» **Exercise prompt**:
Look through the data below and say how many of its lines contain "this", adding nothing else.

» **Data extract**:
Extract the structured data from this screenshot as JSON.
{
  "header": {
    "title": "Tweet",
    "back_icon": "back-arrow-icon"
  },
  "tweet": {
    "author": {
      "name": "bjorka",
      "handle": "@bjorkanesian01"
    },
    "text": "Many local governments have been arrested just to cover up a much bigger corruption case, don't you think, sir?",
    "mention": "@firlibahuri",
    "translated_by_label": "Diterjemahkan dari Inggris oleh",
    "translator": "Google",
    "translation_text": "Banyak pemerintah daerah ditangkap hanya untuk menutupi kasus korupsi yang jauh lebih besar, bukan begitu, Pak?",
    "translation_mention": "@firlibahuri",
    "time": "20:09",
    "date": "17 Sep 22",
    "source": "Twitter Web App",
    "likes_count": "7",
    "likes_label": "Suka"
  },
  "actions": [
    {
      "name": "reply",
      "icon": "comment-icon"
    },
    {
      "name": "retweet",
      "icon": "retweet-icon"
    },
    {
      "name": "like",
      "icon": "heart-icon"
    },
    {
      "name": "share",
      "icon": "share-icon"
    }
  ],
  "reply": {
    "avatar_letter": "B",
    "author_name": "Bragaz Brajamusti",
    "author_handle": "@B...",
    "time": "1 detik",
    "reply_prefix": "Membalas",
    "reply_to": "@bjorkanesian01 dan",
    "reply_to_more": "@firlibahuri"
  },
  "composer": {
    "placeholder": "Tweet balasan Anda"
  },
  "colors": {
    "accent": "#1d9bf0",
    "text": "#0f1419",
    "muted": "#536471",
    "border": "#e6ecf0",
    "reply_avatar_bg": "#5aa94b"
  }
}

--

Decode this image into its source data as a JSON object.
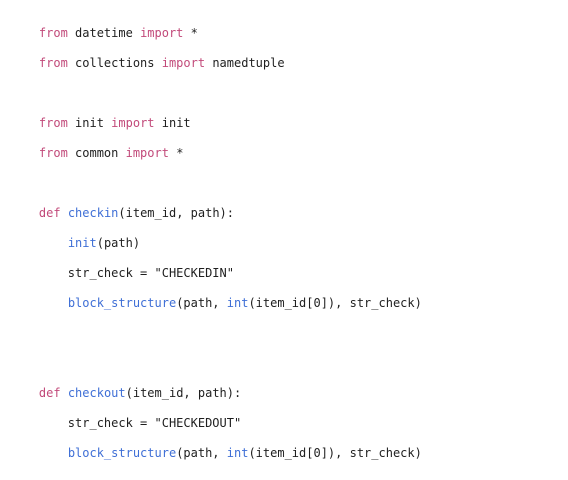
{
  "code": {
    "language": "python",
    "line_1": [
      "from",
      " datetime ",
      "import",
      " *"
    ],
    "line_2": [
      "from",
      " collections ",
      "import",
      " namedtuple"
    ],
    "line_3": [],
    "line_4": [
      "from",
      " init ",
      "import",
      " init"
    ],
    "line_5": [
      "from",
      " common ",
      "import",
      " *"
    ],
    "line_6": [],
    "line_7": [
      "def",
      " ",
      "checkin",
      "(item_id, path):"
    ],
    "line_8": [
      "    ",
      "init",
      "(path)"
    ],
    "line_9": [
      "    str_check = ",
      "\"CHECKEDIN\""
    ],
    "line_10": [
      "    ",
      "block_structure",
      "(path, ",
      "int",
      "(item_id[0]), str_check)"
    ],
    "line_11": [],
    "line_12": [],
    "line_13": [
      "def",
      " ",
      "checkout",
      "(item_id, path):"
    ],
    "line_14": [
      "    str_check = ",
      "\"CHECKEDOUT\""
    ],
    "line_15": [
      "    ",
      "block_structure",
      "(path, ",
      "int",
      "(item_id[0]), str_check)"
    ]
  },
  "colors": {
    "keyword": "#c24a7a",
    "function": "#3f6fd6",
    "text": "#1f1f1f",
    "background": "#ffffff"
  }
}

--

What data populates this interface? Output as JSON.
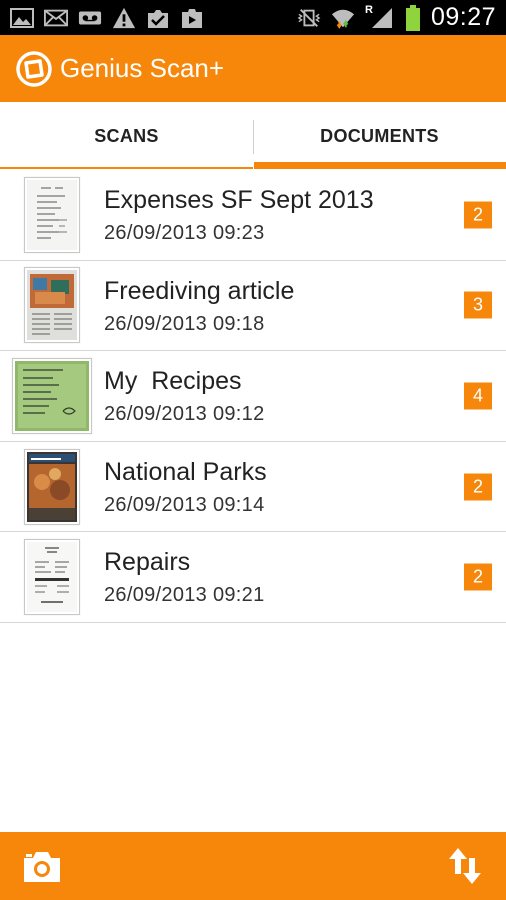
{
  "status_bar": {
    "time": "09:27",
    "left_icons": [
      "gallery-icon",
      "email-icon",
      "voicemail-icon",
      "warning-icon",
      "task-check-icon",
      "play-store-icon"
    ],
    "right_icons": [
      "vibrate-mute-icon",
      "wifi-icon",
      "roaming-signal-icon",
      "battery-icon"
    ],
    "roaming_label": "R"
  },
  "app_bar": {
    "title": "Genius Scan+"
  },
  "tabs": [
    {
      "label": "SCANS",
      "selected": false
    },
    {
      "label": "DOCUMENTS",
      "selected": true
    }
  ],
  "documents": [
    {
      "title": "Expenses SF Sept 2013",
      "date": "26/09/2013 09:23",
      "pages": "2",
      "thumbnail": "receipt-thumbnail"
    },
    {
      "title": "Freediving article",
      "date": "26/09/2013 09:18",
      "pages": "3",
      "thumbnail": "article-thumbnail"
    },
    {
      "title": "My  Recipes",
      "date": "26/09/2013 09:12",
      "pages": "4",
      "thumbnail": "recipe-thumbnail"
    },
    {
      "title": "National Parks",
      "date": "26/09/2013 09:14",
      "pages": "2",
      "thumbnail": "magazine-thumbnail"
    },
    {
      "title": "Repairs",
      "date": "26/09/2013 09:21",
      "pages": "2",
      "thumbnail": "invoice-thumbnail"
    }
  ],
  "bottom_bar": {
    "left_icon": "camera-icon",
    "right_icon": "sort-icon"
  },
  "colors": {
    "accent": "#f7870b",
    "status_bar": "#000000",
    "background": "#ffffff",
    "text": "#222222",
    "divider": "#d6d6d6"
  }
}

» **Exercise solution**:
3